GOAL: Locate all lines with the word "email" and copy them out.

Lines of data
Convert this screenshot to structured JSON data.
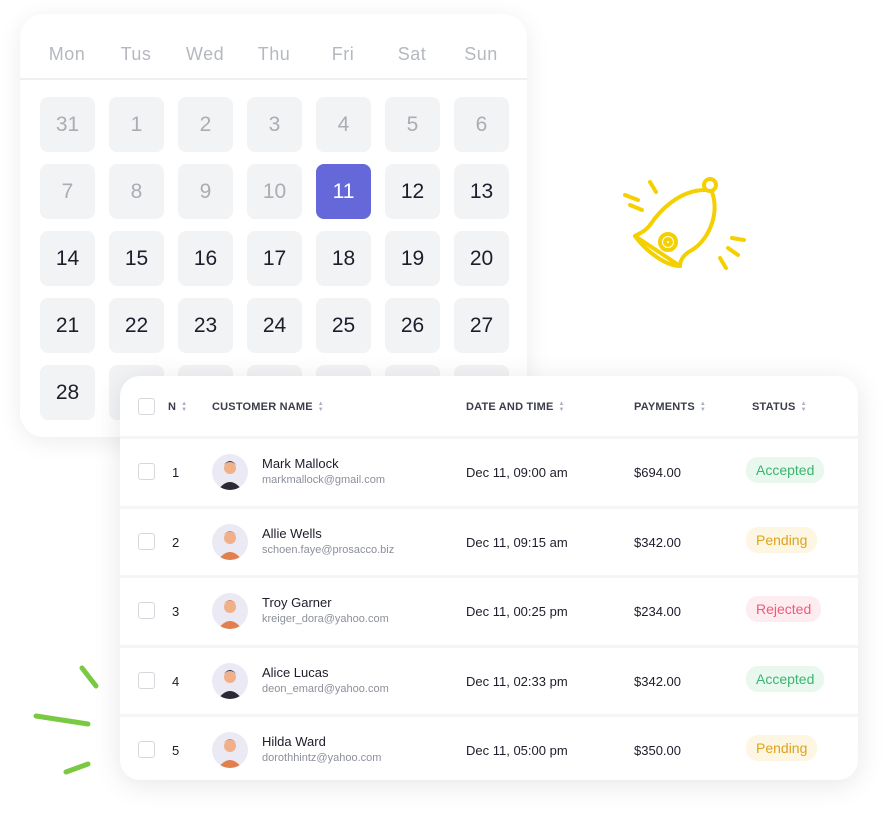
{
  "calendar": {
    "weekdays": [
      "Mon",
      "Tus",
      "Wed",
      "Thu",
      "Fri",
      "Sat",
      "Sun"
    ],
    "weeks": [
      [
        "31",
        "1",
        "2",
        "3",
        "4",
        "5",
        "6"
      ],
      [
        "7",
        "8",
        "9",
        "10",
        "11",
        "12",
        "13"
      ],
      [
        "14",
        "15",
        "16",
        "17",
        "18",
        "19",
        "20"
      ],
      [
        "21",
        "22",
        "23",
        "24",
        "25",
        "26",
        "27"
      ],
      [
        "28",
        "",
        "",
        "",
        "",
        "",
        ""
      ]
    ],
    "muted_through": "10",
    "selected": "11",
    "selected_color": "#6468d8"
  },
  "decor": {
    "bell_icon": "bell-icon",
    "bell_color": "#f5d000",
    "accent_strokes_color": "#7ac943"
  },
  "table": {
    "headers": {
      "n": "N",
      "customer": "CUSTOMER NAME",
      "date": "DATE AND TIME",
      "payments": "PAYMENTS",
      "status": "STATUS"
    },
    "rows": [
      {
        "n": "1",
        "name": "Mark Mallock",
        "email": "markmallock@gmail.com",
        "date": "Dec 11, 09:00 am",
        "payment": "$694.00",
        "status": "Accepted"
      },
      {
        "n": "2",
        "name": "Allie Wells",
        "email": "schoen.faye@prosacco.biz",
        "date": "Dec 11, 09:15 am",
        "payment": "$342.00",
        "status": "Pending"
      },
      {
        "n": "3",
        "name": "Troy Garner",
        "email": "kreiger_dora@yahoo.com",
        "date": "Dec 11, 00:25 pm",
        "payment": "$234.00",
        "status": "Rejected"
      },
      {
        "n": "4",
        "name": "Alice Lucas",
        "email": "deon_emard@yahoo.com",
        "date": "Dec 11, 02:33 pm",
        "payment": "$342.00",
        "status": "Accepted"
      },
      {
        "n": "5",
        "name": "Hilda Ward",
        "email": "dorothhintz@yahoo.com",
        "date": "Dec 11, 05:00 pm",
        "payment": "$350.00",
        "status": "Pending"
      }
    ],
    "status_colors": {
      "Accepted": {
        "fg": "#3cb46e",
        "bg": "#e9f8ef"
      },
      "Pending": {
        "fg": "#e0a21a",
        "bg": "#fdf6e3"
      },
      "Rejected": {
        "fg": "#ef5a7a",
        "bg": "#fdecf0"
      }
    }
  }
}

THE COMPLETED TASK:
        "email": "markmallock@gmail.com",
        "email": "schoen.faye@prosacco.biz",
        "email": "kreiger_dora@yahoo.com",
        "email": "deon_emard@yahoo.com",
        "email": "dorothhintz@yahoo.com",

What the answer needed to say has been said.